What is expected>
Here are records with pictures in them. Copy all of them exactly and leave the pictures out.

Listed entries>
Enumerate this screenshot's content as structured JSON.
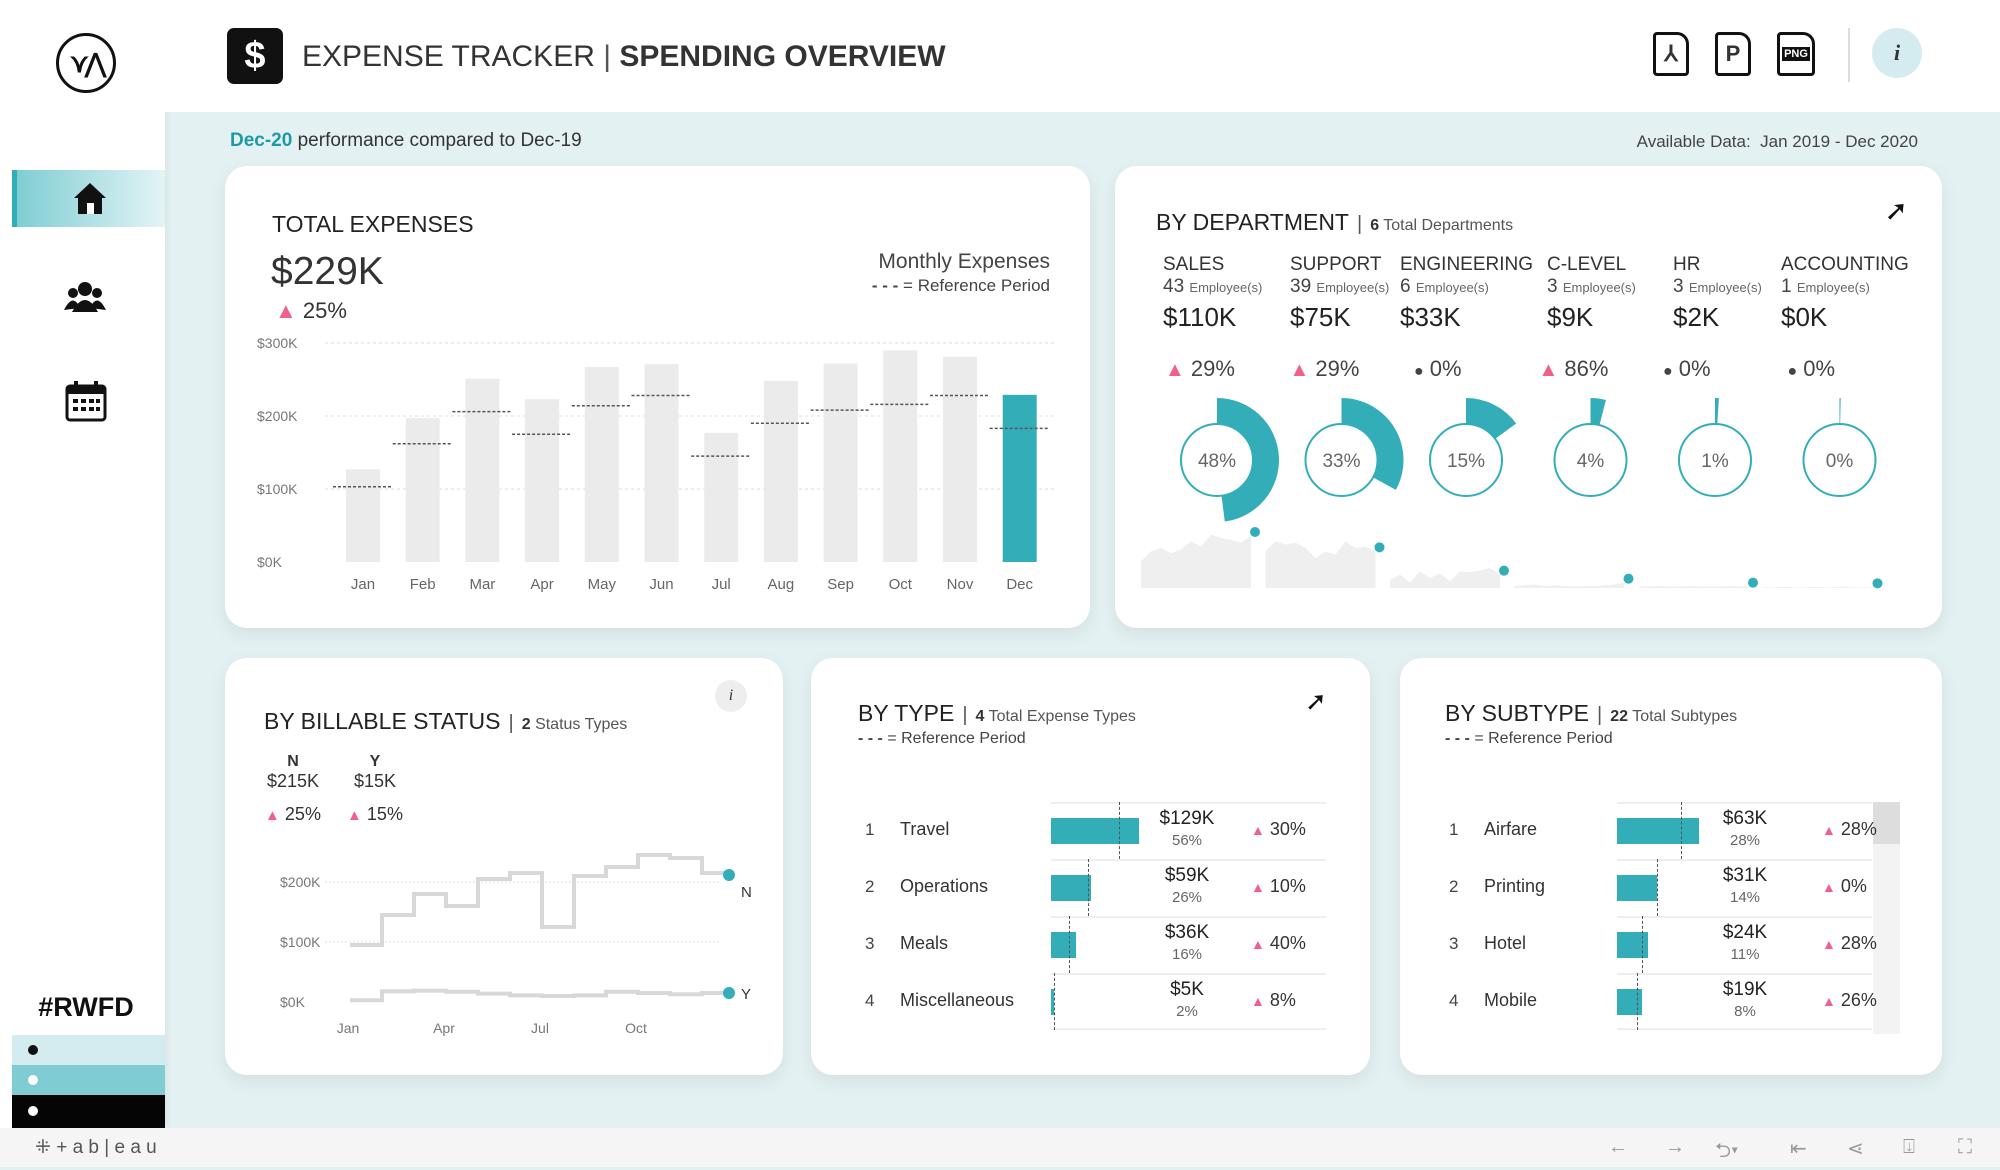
{
  "header": {
    "app_title": "EXPENSE TRACKER",
    "separator": "|",
    "page_title": "SPENDING OVERVIEW",
    "export_pdf": "pdf-icon",
    "export_ppt": "P",
    "export_png": "PNG",
    "info": "i"
  },
  "subheader": {
    "period": "Dec-20",
    "comparison": "performance compared to Dec-19",
    "available": "Available Data:  Jan 2019 - Dec 2020"
  },
  "sidebar": {
    "tag": "#RWFD",
    "items": [
      "home",
      "people",
      "calendar"
    ]
  },
  "colors": {
    "accent": "#33aeb9",
    "up": "#f0608a",
    "bar": "#ebebeb"
  },
  "total": {
    "title": "TOTAL EXPENSES",
    "value": "$229K",
    "change_icon": "▲",
    "change": "25%",
    "legend_title": "Monthly Expenses",
    "legend_ref": "= Reference Period"
  },
  "chart_data": {
    "type": "bar",
    "title": "Monthly Expenses",
    "categories": [
      "Jan",
      "Feb",
      "Mar",
      "Apr",
      "May",
      "Jun",
      "Jul",
      "Aug",
      "Sep",
      "Oct",
      "Nov",
      "Dec"
    ],
    "series": [
      {
        "name": "Dec-20 period",
        "values": [
          127,
          197,
          251,
          223,
          267,
          271,
          177,
          248,
          272,
          290,
          281,
          229
        ]
      },
      {
        "name": "Reference Period",
        "values": [
          103,
          162,
          206,
          175,
          214,
          228,
          145,
          190,
          208,
          216,
          228,
          183
        ]
      }
    ],
    "yticks": [
      "$0K",
      "$100K",
      "$200K",
      "$300K"
    ],
    "ylim": [
      0,
      300
    ],
    "ylabel": "",
    "xlabel": ""
  },
  "department": {
    "title": "BY DEPARTMENT",
    "count": "6",
    "count_label": "Total Departments",
    "emp_label": "Employee(s)",
    "items": [
      {
        "name": "SALES",
        "employees": "43",
        "amount": "$110K",
        "icon": "▲",
        "change": "29%",
        "share": "48%",
        "share_val": 48,
        "trend": [
          40,
          55,
          60,
          52,
          58,
          70,
          62,
          80,
          75,
          72,
          68,
          78
        ]
      },
      {
        "name": "SUPPORT",
        "employees": "39",
        "amount": "$75K",
        "icon": "▲",
        "change": "29%",
        "share": "33%",
        "share_val": 33,
        "trend": [
          55,
          70,
          65,
          68,
          60,
          45,
          55,
          50,
          70,
          60,
          62,
          55
        ]
      },
      {
        "name": "ENGINEERING",
        "employees": "6",
        "amount": "$33K",
        "icon": "●",
        "change": "0%",
        "share": "15%",
        "share_val": 15,
        "trend": [
          12,
          20,
          8,
          25,
          15,
          22,
          10,
          25,
          24,
          26,
          30,
          20
        ]
      },
      {
        "name": "C-LEVEL",
        "employees": "3",
        "amount": "$9K",
        "icon": "▲",
        "change": "86%",
        "share": "4%",
        "share_val": 4,
        "trend": [
          3,
          4,
          5,
          3,
          4,
          3,
          2,
          3,
          3,
          4,
          5,
          8
        ]
      },
      {
        "name": "HR",
        "employees": "3",
        "amount": "$2K",
        "icon": "●",
        "change": "0%",
        "share": "1%",
        "share_val": 1,
        "trend": [
          2,
          2,
          3,
          2,
          2,
          3,
          2,
          2,
          2,
          3,
          2,
          2
        ]
      },
      {
        "name": "ACCOUNTING",
        "employees": "1",
        "amount": "$0K",
        "icon": "●",
        "change": "0%",
        "share": "0%",
        "share_val": 0.3,
        "trend": [
          1,
          1,
          2,
          1,
          1,
          2,
          1,
          1,
          2,
          1,
          1,
          1
        ]
      }
    ]
  },
  "billable": {
    "title": "BY BILLABLE STATUS",
    "count": "2",
    "count_label": "Status Types",
    "info": "i",
    "items": [
      {
        "name": "N",
        "amount": "$215K",
        "icon": "▲",
        "change": "25%"
      },
      {
        "name": "Y",
        "amount": "$15K",
        "icon": "▲",
        "change": "15%"
      }
    ],
    "yticks": [
      "$0K",
      "$100K",
      "$200K"
    ],
    "xticks": [
      "Jan",
      "Apr",
      "Jul",
      "Oct"
    ],
    "series": [
      {
        "name": "N",
        "values": [
          95,
          145,
          180,
          160,
          205,
          215,
          125,
          210,
          225,
          245,
          240,
          215
        ]
      },
      {
        "name": "Y",
        "values": [
          3,
          18,
          19,
          17,
          14,
          11,
          10,
          11,
          17,
          15,
          13,
          15
        ]
      }
    ]
  },
  "type": {
    "title": "BY TYPE",
    "count": "4",
    "count_label": "Total Expense Types",
    "legend_ref": "= Reference Period",
    "rows": [
      {
        "rank": "1",
        "label": "Travel",
        "value": "$129K",
        "share": "56%",
        "icon": "▲",
        "change": "30%",
        "v": 129,
        "ref": 99
      },
      {
        "rank": "2",
        "label": "Operations",
        "value": "$59K",
        "share": "26%",
        "icon": "▲",
        "change": "10%",
        "v": 59,
        "ref": 54
      },
      {
        "rank": "3",
        "label": "Meals",
        "value": "$36K",
        "share": "16%",
        "icon": "▲",
        "change": "40%",
        "v": 36,
        "ref": 26
      },
      {
        "rank": "4",
        "label": "Miscellaneous",
        "value": "$5K",
        "share": "2%",
        "icon": "▲",
        "change": "8%",
        "v": 5,
        "ref": 4.6
      }
    ]
  },
  "subtype": {
    "title": "BY SUBTYPE",
    "count": "22",
    "count_label": "Total Subtypes",
    "legend_ref": "= Reference Period",
    "rows": [
      {
        "rank": "1",
        "label": "Airfare",
        "value": "$63K",
        "share": "28%",
        "icon": "▲",
        "change": "28%",
        "v": 63,
        "ref": 49
      },
      {
        "rank": "2",
        "label": "Printing",
        "value": "$31K",
        "share": "14%",
        "icon": "▲",
        "change": "0%",
        "v": 31,
        "ref": 31
      },
      {
        "rank": "3",
        "label": "Hotel",
        "value": "$24K",
        "share": "11%",
        "icon": "▲",
        "change": "28%",
        "v": 24,
        "ref": 19
      },
      {
        "rank": "4",
        "label": "Mobile",
        "value": "$19K",
        "share": "8%",
        "icon": "▲",
        "change": "26%",
        "v": 19,
        "ref": 15
      }
    ]
  },
  "footer": {
    "brand": "+ a b | e a u"
  }
}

Finished task>
Enumerate this screenshot's content as structured JSON.
{
  "header": {
    "app_title": "EXPENSE TRACKER",
    "separator": "|",
    "page_title": "SPENDING OVERVIEW",
    "export_pdf": "pdf-icon",
    "export_ppt": "P",
    "export_png": "PNG",
    "info": "i"
  },
  "subheader": {
    "period": "Dec-20",
    "comparison": "performance compared to Dec-19",
    "available": "Available Data:  Jan 2019 - Dec 2020"
  },
  "sidebar": {
    "tag": "#RWFD",
    "items": [
      "home",
      "people",
      "calendar"
    ]
  },
  "colors": {
    "accent": "#33aeb9",
    "up": "#f0608a",
    "bar": "#ebebeb"
  },
  "total": {
    "title": "TOTAL EXPENSES",
    "value": "$229K",
    "change_icon": "▲",
    "change": "25%",
    "legend_title": "Monthly Expenses",
    "legend_ref": "= Reference Period"
  },
  "chart_data": {
    "type": "bar",
    "title": "Monthly Expenses",
    "categories": [
      "Jan",
      "Feb",
      "Mar",
      "Apr",
      "May",
      "Jun",
      "Jul",
      "Aug",
      "Sep",
      "Oct",
      "Nov",
      "Dec"
    ],
    "series": [
      {
        "name": "Dec-20 period",
        "values": [
          127,
          197,
          251,
          223,
          267,
          271,
          177,
          248,
          272,
          290,
          281,
          229
        ]
      },
      {
        "name": "Reference Period",
        "values": [
          103,
          162,
          206,
          175,
          214,
          228,
          145,
          190,
          208,
          216,
          228,
          183
        ]
      }
    ],
    "yticks": [
      "$0K",
      "$100K",
      "$200K",
      "$300K"
    ],
    "ylim": [
      0,
      300
    ],
    "ylabel": "",
    "xlabel": ""
  },
  "department": {
    "title": "BY DEPARTMENT",
    "count": "6",
    "count_label": "Total Departments",
    "emp_label": "Employee(s)",
    "items": [
      {
        "name": "SALES",
        "employees": "43",
        "amount": "$110K",
        "icon": "▲",
        "change": "29%",
        "share": "48%",
        "share_val": 48,
        "trend": [
          40,
          55,
          60,
          52,
          58,
          70,
          62,
          80,
          75,
          72,
          68,
          78
        ]
      },
      {
        "name": "SUPPORT",
        "employees": "39",
        "amount": "$75K",
        "icon": "▲",
        "change": "29%",
        "share": "33%",
        "share_val": 33,
        "trend": [
          55,
          70,
          65,
          68,
          60,
          45,
          55,
          50,
          70,
          60,
          62,
          55
        ]
      },
      {
        "name": "ENGINEERING",
        "employees": "6",
        "amount": "$33K",
        "icon": "●",
        "change": "0%",
        "share": "15%",
        "share_val": 15,
        "trend": [
          12,
          20,
          8,
          25,
          15,
          22,
          10,
          25,
          24,
          26,
          30,
          20
        ]
      },
      {
        "name": "C-LEVEL",
        "employees": "3",
        "amount": "$9K",
        "icon": "▲",
        "change": "86%",
        "share": "4%",
        "share_val": 4,
        "trend": [
          3,
          4,
          5,
          3,
          4,
          3,
          2,
          3,
          3,
          4,
          5,
          8
        ]
      },
      {
        "name": "HR",
        "employees": "3",
        "amount": "$2K",
        "icon": "●",
        "change": "0%",
        "share": "1%",
        "share_val": 1,
        "trend": [
          2,
          2,
          3,
          2,
          2,
          3,
          2,
          2,
          2,
          3,
          2,
          2
        ]
      },
      {
        "name": "ACCOUNTING",
        "employees": "1",
        "amount": "$0K",
        "icon": "●",
        "change": "0%",
        "share": "0%",
        "share_val": 0.3,
        "trend": [
          1,
          1,
          2,
          1,
          1,
          2,
          1,
          1,
          2,
          1,
          1,
          1
        ]
      }
    ]
  },
  "billable": {
    "title": "BY BILLABLE STATUS",
    "count": "2",
    "count_label": "Status Types",
    "info": "i",
    "items": [
      {
        "name": "N",
        "amount": "$215K",
        "icon": "▲",
        "change": "25%"
      },
      {
        "name": "Y",
        "amount": "$15K",
        "icon": "▲",
        "change": "15%"
      }
    ],
    "yticks": [
      "$0K",
      "$100K",
      "$200K"
    ],
    "xticks": [
      "Jan",
      "Apr",
      "Jul",
      "Oct"
    ],
    "series": [
      {
        "name": "N",
        "values": [
          95,
          145,
          180,
          160,
          205,
          215,
          125,
          210,
          225,
          245,
          240,
          215
        ]
      },
      {
        "name": "Y",
        "values": [
          3,
          18,
          19,
          17,
          14,
          11,
          10,
          11,
          17,
          15,
          13,
          15
        ]
      }
    ]
  },
  "type": {
    "title": "BY TYPE",
    "count": "4",
    "count_label": "Total Expense Types",
    "legend_ref": "= Reference Period",
    "rows": [
      {
        "rank": "1",
        "label": "Travel",
        "value": "$129K",
        "share": "56%",
        "icon": "▲",
        "change": "30%",
        "v": 129,
        "ref": 99
      },
      {
        "rank": "2",
        "label": "Operations",
        "value": "$59K",
        "share": "26%",
        "icon": "▲",
        "change": "10%",
        "v": 59,
        "ref": 54
      },
      {
        "rank": "3",
        "label": "Meals",
        "value": "$36K",
        "share": "16%",
        "icon": "▲",
        "change": "40%",
        "v": 36,
        "ref": 26
      },
      {
        "rank": "4",
        "label": "Miscellaneous",
        "value": "$5K",
        "share": "2%",
        "icon": "▲",
        "change": "8%",
        "v": 5,
        "ref": 4.6
      }
    ]
  },
  "subtype": {
    "title": "BY SUBTYPE",
    "count": "22",
    "count_label": "Total Subtypes",
    "legend_ref": "= Reference Period",
    "rows": [
      {
        "rank": "1",
        "label": "Airfare",
        "value": "$63K",
        "share": "28%",
        "icon": "▲",
        "change": "28%",
        "v": 63,
        "ref": 49
      },
      {
        "rank": "2",
        "label": "Printing",
        "value": "$31K",
        "share": "14%",
        "icon": "▲",
        "change": "0%",
        "v": 31,
        "ref": 31
      },
      {
        "rank": "3",
        "label": "Hotel",
        "value": "$24K",
        "share": "11%",
        "icon": "▲",
        "change": "28%",
        "v": 24,
        "ref": 19
      },
      {
        "rank": "4",
        "label": "Mobile",
        "value": "$19K",
        "share": "8%",
        "icon": "▲",
        "change": "26%",
        "v": 19,
        "ref": 15
      }
    ]
  },
  "footer": {
    "brand": "+ a b | e a u"
  }
}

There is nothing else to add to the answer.